§ TASK BRIEF
Leave out any picture and return the remaining listing below exactly as given.

§ ROWS
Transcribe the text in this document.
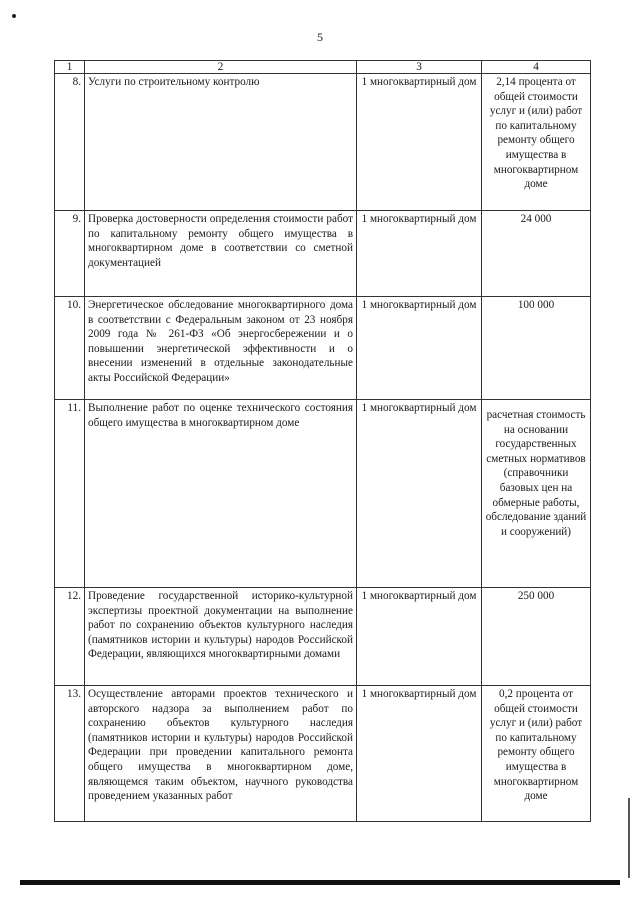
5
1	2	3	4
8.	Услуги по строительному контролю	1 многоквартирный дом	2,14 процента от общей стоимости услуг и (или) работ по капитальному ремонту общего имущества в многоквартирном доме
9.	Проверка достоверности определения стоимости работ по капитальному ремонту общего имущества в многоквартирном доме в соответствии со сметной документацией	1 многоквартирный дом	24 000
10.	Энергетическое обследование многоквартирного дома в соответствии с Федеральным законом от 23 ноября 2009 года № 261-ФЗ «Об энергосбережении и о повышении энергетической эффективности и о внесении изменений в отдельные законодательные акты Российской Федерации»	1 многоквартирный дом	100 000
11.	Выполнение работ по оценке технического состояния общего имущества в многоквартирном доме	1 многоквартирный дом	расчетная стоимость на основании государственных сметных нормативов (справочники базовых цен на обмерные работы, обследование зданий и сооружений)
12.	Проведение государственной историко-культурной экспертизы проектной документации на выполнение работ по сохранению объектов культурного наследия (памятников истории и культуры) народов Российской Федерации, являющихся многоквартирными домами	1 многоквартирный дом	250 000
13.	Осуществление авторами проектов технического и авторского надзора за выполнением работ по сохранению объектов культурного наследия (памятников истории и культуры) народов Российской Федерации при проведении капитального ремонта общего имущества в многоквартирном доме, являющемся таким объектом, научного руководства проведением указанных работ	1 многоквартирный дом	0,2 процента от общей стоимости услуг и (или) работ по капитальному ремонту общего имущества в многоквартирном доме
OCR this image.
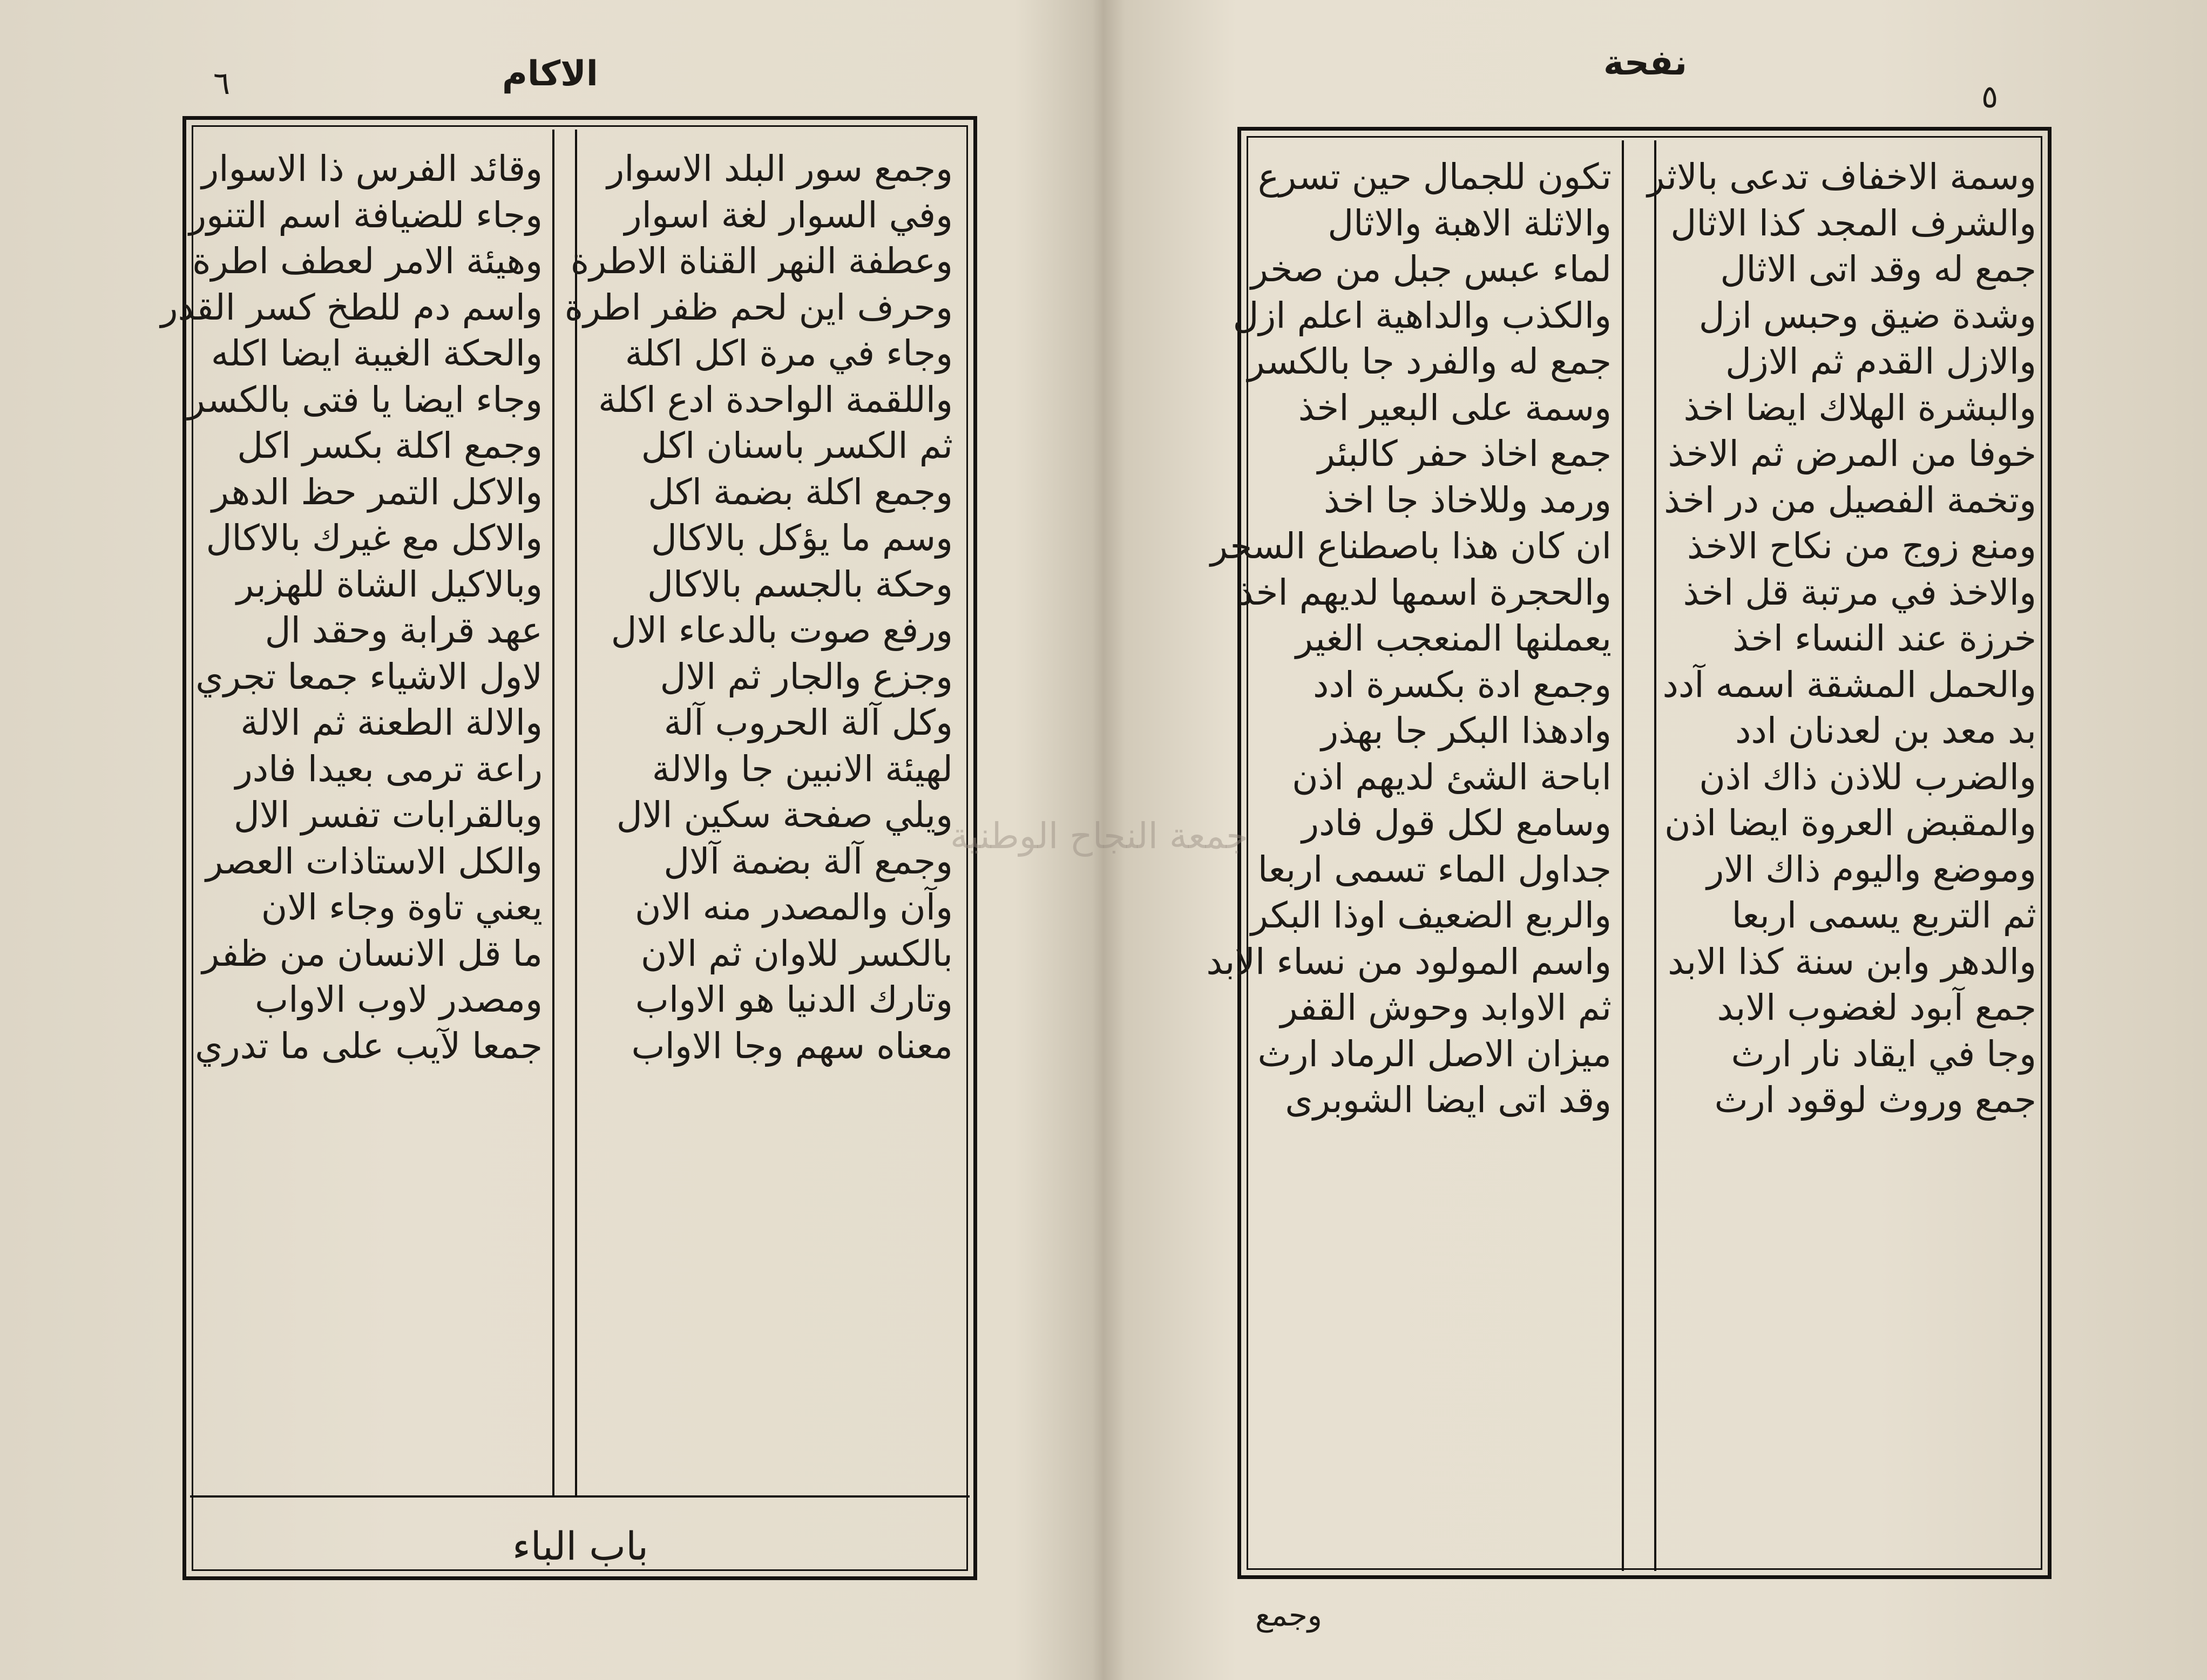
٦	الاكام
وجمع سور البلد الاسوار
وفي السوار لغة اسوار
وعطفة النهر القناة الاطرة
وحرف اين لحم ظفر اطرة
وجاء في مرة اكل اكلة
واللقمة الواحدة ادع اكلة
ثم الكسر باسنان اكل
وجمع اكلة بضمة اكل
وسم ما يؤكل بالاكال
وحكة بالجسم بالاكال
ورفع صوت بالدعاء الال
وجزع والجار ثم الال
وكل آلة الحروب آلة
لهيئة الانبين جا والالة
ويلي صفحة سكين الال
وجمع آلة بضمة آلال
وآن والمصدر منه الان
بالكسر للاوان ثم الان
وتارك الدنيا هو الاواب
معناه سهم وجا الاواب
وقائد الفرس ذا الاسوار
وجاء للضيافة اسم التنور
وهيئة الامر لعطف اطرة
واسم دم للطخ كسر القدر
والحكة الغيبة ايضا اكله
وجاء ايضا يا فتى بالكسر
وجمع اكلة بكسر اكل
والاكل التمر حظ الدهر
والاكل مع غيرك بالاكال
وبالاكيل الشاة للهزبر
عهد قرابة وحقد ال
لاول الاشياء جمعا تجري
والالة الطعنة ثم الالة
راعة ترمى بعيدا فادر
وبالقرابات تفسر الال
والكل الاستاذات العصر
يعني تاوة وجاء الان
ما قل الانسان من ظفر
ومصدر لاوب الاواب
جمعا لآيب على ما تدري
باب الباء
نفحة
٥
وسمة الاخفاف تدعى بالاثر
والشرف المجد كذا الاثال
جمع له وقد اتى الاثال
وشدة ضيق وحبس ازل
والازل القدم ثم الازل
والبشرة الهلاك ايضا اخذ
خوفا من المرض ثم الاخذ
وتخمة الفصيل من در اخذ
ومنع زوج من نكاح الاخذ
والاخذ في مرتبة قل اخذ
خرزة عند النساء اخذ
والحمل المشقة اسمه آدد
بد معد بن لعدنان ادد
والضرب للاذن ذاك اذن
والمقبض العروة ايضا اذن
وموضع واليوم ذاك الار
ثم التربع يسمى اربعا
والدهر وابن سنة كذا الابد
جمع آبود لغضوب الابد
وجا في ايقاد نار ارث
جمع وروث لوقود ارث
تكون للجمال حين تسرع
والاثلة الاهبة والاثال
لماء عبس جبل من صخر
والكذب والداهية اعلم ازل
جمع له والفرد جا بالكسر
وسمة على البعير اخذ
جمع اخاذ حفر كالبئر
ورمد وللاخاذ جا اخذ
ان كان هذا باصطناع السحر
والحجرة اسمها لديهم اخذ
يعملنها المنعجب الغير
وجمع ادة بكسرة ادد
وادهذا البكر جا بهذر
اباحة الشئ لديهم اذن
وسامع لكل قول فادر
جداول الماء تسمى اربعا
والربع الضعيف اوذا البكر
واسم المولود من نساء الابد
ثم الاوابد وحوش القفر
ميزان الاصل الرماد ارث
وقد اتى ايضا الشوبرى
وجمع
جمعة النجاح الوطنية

§ EXPECTED OUTPUT
Transcribe the text in this document.
5
1	2	3	4
8.	Услуги по строительному контролю	1 многоквартирный дом	2,14 процента от общей стоимости услуг и (или) работ по капитальному ремонту общего имущества в многоквартирном доме
9.	Проверка достоверности определения стоимости работ по капитальному ремонту общего имущества в многоквартирном доме в соответствии со сметной документацией	1 многоквартирный дом	24 000
10.	Энергетическое обследование многоквартирного дома в соответствии с Федеральным законом от 23 ноября 2009 года № 261-ФЗ «Об энергосбережении и о повышении энергетической эффективности и о внесении изменений в отдельные законодательные акты Российской Федерации»	1 многоквартирный дом	100 000
11.	Выполнение работ по оценке технического состояния общего имущества в многоквартирном доме	1 многоквартирный дом	расчетная стоимость на основании государственных сметных нормативов (справочники базовых цен на обмерные работы, обследование зданий и сооружений)
12.	Проведение государственной историко-культурной экспертизы проектной документации на выполнение работ по сохранению объектов культурного наследия (памятников истории и культуры) народов Российской Федерации, являющихся многоквартирными домами	1 многоквартирный дом	250 000
13.	Осуществление авторами проектов технического и авторского надзора за выполнением работ по сохранению объектов культурного наследия (памятников истории и культуры) народов Российской Федерации при проведении капитального ремонта общего имущества в многоквартирном доме, являющемся таким объектом, научного руководства проведением указанных работ	1 многоквартирный дом	0,2 процента от общей стоимости услуг и (или) работ по капитальному ремонту общего имущества в многоквартирном доме
OCR this image.
٦	الاكام
وجمع سور البلد الاسوار
وفي السوار لغة اسوار
وعطفة النهر القناة الاطرة
وحرف اين لحم ظفر اطرة
وجاء في مرة اكل اكلة
واللقمة الواحدة ادع اكلة
ثم الكسر باسنان اكل
وجمع اكلة بضمة اكل
وسم ما يؤكل بالاكال
وحكة بالجسم بالاكال
ورفع صوت بالدعاء الال
وجزع والجار ثم الال
وكل آلة الحروب آلة
لهيئة الانبين جا والالة
ويلي صفحة سكين الال
وجمع آلة بضمة آلال
وآن والمصدر منه الان
بالكسر للاوان ثم الان
وتارك الدنيا هو الاواب
معناه سهم وجا الاواب
وقائد الفرس ذا الاسوار
وجاء للضيافة اسم التنور
وهيئة الامر لعطف اطرة
واسم دم للطخ كسر القدر
والحكة الغيبة ايضا اكله
وجاء ايضا يا فتى بالكسر
وجمع اكلة بكسر اكل
والاكل التمر حظ الدهر
والاكل مع غيرك بالاكال
وبالاكيل الشاة للهزبر
عهد قرابة وحقد ال
لاول الاشياء جمعا تجري
والالة الطعنة ثم الالة
راعة ترمى بعيدا فادر
وبالقرابات تفسر الال
والكل الاستاذات العصر
يعني تاوة وجاء الان
ما قل الانسان من ظفر
ومصدر لاوب الاواب
جمعا لآيب على ما تدري
باب الباء
نفحة
٥
وسمة الاخفاف تدعى بالاثر
والشرف المجد كذا الاثال
جمع له وقد اتى الاثال
وشدة ضيق وحبس ازل
والازل القدم ثم الازل
والبشرة الهلاك ايضا اخذ
خوفا من المرض ثم الاخذ
وتخمة الفصيل من در اخذ
ومنع زوج من نكاح الاخذ
والاخذ في مرتبة قل اخذ
خرزة عند النساء اخذ
والحمل المشقة اسمه آدد
بد معد بن لعدنان ادد
والضرب للاذن ذاك اذن
والمقبض العروة ايضا اذن
وموضع واليوم ذاك الار
ثم التربع يسمى اربعا
والدهر وابن سنة كذا الابد
جمع آبود لغضوب الابد
وجا في ايقاد نار ارث
جمع وروث لوقود ارث
تكون للجمال حين تسرع
والاثلة الاهبة والاثال
لماء عبس جبل من صخر
والكذب والداهية اعلم ازل
جمع له والفرد جا بالكسر
وسمة على البعير اخذ
جمع اخاذ حفر كالبئر
ورمد وللاخاذ جا اخذ
ان كان هذا باصطناع السحر
والحجرة اسمها لديهم اخذ
يعملنها المنعجب الغير
وجمع ادة بكسرة ادد
وادهذا البكر جا بهذر
اباحة الشئ لديهم اذن
وسامع لكل قول فادر
جداول الماء تسمى اربعا
والربع الضعيف اوذا البكر
واسم المولود من نساء الابد
ثم الاوابد وحوش القفر
ميزان الاصل الرماد ارث
وقد اتى ايضا الشوبرى
وجمع
جمعة النجاح الوطنية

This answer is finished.